The task >>
Give the rows again from the first line through the line containing "delete-icon[interactable] — [678, 971, 693, 985]", renaming "tree-row" to "tree-item" and leaving everything else unchanged.

Listed records >>
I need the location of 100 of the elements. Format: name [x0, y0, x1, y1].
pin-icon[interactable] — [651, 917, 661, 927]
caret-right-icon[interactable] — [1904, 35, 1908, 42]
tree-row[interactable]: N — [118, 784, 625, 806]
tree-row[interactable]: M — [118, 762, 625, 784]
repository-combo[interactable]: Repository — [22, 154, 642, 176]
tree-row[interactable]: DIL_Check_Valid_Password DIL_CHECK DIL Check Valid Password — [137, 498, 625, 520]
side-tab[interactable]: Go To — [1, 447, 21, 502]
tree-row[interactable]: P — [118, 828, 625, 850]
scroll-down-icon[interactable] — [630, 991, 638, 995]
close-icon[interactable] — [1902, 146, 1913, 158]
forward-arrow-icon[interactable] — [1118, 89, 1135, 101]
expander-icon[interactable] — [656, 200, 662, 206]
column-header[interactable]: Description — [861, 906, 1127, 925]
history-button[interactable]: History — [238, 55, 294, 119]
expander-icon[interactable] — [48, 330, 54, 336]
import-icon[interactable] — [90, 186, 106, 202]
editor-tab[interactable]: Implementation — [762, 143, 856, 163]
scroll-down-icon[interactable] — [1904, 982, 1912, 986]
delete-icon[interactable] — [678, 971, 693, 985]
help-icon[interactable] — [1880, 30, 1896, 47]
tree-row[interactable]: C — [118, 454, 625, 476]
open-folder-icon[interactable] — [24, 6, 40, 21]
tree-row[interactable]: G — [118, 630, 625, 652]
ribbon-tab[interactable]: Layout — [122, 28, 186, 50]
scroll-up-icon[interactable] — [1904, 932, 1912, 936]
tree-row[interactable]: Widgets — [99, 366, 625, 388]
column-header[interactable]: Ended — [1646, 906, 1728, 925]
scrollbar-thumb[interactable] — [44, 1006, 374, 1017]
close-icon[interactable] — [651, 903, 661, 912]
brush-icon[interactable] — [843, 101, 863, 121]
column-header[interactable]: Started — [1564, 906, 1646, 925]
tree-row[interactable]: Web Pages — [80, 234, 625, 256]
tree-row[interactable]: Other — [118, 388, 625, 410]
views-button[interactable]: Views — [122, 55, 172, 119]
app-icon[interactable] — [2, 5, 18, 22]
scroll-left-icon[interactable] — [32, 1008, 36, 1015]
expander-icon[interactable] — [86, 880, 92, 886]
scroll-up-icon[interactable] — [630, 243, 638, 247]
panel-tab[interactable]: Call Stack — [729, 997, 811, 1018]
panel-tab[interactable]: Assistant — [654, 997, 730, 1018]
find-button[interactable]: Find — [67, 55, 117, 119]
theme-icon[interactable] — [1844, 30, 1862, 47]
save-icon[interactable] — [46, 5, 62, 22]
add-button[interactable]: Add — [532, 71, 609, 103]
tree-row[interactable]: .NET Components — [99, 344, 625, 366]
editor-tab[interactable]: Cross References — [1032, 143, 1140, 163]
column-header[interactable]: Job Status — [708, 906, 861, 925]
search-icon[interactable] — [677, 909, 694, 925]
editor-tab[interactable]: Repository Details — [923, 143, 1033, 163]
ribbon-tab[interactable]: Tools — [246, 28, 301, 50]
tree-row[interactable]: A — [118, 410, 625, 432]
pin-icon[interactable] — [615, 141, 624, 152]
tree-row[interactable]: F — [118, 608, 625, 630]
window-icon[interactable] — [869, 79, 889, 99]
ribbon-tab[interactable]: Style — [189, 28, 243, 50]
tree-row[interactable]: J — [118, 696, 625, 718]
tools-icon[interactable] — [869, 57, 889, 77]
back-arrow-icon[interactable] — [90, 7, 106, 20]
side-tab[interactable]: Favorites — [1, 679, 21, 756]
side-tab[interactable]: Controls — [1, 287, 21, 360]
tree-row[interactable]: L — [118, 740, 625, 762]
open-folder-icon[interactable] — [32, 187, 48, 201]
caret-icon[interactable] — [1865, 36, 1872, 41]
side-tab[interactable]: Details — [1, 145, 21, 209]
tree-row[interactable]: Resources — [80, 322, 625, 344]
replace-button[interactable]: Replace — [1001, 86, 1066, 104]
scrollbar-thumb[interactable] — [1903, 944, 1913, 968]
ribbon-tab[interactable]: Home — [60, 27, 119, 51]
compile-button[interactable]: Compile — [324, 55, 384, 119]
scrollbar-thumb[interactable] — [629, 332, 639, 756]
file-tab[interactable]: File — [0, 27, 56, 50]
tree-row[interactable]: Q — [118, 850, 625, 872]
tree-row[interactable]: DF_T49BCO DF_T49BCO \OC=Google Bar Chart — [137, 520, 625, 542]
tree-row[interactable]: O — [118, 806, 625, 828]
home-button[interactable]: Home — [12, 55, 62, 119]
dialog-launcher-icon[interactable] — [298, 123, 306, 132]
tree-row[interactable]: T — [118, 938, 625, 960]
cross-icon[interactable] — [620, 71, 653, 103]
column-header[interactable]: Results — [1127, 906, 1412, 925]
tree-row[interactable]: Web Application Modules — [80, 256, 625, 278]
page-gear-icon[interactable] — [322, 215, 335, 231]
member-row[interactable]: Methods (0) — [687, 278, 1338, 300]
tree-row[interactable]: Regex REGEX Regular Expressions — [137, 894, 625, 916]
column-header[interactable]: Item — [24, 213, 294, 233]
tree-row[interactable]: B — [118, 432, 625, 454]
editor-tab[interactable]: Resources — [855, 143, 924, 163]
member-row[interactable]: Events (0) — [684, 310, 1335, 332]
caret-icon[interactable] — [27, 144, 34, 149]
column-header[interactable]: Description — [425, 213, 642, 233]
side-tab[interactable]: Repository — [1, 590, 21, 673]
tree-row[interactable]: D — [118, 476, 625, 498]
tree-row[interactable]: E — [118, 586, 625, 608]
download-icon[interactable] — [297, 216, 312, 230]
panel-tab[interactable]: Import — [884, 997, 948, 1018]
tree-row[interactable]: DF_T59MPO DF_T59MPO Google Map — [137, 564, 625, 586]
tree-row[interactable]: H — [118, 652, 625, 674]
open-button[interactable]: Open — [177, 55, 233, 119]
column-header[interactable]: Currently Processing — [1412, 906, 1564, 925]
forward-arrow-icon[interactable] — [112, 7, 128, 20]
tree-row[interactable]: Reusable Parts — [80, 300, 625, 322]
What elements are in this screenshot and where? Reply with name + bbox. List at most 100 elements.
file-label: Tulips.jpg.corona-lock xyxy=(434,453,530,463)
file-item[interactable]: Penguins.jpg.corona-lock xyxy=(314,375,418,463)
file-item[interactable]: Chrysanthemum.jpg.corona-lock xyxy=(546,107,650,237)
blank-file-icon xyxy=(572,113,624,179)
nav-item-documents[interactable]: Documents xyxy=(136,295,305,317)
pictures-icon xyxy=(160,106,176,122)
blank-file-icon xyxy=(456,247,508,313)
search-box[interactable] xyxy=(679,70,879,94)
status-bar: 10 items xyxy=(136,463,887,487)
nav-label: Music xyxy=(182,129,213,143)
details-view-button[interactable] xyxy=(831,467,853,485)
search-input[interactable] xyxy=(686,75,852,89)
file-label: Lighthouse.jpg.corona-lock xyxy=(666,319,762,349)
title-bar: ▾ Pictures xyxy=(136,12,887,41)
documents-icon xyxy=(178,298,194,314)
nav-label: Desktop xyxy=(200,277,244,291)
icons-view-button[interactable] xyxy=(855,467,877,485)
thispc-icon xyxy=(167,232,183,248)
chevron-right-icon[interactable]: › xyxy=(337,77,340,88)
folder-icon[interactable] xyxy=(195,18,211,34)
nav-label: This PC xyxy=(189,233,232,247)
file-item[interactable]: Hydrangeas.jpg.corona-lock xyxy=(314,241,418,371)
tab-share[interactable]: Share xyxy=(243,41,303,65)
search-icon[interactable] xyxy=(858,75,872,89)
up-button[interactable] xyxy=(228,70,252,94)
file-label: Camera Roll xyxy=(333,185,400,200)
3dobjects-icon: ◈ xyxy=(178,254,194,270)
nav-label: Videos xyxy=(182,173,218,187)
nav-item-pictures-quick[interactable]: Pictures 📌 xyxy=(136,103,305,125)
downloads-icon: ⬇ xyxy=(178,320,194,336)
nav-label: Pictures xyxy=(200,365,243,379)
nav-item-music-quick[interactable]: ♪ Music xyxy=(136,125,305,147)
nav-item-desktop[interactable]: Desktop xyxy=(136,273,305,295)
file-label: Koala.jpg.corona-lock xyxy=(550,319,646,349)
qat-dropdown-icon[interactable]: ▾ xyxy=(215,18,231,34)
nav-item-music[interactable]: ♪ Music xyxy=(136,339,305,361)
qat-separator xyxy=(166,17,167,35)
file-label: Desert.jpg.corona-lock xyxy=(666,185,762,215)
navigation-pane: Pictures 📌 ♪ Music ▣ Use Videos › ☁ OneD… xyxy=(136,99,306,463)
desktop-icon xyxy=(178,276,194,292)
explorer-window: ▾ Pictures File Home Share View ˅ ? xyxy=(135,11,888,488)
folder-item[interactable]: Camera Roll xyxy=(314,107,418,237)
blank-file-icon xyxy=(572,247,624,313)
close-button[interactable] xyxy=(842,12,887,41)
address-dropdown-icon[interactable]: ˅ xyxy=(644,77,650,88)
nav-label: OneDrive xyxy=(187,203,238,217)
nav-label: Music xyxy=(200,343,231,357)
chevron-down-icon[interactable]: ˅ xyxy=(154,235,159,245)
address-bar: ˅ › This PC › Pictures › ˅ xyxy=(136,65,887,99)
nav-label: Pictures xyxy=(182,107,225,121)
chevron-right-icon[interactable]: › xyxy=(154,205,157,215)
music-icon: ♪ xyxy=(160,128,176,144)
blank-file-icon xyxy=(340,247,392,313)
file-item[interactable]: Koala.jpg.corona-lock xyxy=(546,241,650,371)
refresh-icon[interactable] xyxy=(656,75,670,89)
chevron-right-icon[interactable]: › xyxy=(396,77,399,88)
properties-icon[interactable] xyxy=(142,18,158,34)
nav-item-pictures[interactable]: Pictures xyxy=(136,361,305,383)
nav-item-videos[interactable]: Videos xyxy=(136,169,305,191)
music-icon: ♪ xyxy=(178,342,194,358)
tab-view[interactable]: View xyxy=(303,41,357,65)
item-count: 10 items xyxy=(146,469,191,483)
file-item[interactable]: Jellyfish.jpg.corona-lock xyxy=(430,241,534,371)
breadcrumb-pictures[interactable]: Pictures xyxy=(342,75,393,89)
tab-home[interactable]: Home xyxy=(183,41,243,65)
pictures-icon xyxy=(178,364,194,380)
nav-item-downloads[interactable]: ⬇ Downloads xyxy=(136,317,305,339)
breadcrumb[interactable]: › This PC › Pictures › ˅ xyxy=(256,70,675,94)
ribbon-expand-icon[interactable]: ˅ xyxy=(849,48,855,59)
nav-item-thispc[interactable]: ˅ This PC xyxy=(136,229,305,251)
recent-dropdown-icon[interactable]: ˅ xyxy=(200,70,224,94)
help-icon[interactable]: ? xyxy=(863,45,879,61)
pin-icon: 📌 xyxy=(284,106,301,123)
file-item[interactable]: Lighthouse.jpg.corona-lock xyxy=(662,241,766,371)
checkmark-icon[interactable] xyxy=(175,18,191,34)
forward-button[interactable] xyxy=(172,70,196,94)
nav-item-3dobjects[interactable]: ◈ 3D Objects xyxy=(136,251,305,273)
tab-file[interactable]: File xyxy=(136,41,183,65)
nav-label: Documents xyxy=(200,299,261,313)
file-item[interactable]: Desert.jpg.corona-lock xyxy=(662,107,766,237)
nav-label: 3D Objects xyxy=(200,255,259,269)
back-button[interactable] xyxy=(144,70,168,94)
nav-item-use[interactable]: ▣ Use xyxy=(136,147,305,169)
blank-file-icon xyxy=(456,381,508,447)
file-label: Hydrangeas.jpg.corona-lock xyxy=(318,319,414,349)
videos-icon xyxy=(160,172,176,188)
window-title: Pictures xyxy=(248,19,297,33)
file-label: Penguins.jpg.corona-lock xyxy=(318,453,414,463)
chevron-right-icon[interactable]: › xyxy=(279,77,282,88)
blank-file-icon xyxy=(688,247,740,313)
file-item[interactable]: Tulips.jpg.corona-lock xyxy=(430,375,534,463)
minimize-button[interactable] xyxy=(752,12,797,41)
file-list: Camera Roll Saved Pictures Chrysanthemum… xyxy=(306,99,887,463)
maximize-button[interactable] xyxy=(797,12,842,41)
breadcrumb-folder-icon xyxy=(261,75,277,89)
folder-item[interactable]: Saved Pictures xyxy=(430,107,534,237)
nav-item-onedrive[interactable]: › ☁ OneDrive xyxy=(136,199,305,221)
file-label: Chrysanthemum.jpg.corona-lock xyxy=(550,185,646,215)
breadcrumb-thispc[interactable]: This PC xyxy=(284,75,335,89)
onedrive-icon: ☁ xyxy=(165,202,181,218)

Result for this task >>
I need the location of 100 of the elements. Format: name [x0, y0, x1, y1].
pin-icon[interactable] — [651, 917, 661, 927]
caret-right-icon[interactable] — [1904, 35, 1908, 42]
tree-item[interactable]: N — [118, 784, 625, 806]
tree-item[interactable]: M — [118, 762, 625, 784]
repository-combo[interactable]: Repository — [22, 154, 642, 176]
tree-item[interactable]: DIL_Check_Valid_Password DIL_CHECK DIL Check Valid Password — [137, 498, 625, 520]
side-tab[interactable]: Go To — [1, 447, 21, 502]
tree-item[interactable]: P — [118, 828, 625, 850]
scroll-down-icon[interactable] — [630, 991, 638, 995]
close-icon[interactable] — [1902, 146, 1913, 158]
forward-arrow-icon[interactable] — [1118, 89, 1135, 101]
expander-icon[interactable] — [656, 200, 662, 206]
column-header[interactable]: Description — [861, 906, 1127, 925]
history-button[interactable]: History — [238, 55, 294, 119]
expander-icon[interactable] — [48, 330, 54, 336]
import-icon[interactable] — [90, 186, 106, 202]
editor-tab[interactable]: Implementation — [762, 143, 856, 163]
scroll-down-icon[interactable] — [1904, 982, 1912, 986]
delete-icon[interactable] — [678, 971, 693, 985]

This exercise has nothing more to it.